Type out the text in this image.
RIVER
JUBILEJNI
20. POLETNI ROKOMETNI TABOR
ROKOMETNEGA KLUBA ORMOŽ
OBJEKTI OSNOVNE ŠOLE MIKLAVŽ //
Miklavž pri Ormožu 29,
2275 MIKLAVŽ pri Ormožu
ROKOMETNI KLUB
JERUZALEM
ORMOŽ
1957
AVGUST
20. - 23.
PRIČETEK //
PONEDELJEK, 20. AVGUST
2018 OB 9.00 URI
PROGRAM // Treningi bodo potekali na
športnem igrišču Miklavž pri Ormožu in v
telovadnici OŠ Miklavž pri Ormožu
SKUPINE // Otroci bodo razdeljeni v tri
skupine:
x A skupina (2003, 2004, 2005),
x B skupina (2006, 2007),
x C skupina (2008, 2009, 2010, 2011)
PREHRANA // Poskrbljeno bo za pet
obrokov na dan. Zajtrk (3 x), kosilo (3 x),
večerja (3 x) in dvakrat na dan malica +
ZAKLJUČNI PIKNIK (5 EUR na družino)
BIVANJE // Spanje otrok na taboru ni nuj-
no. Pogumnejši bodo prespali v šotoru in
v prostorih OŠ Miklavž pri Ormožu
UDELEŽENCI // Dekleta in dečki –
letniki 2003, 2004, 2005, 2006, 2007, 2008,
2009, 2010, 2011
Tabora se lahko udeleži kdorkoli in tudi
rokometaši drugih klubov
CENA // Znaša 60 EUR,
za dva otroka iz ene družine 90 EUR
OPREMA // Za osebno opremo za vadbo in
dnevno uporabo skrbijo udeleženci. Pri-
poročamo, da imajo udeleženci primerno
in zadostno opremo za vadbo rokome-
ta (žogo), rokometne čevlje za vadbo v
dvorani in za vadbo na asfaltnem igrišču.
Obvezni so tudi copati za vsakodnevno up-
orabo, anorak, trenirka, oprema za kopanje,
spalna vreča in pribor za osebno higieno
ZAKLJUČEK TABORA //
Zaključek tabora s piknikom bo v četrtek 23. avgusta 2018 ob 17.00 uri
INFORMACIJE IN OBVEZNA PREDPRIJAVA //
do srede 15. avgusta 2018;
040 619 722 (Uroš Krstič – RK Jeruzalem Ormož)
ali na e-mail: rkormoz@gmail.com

JOB » Go over the data above and copy every line that has the word "skupina" in it.

TASK RESULT »
x A skupina (2003, 2004, 2005),
x B skupina (2006, 2007),
x C skupina (2008, 2009, 2010, 2011)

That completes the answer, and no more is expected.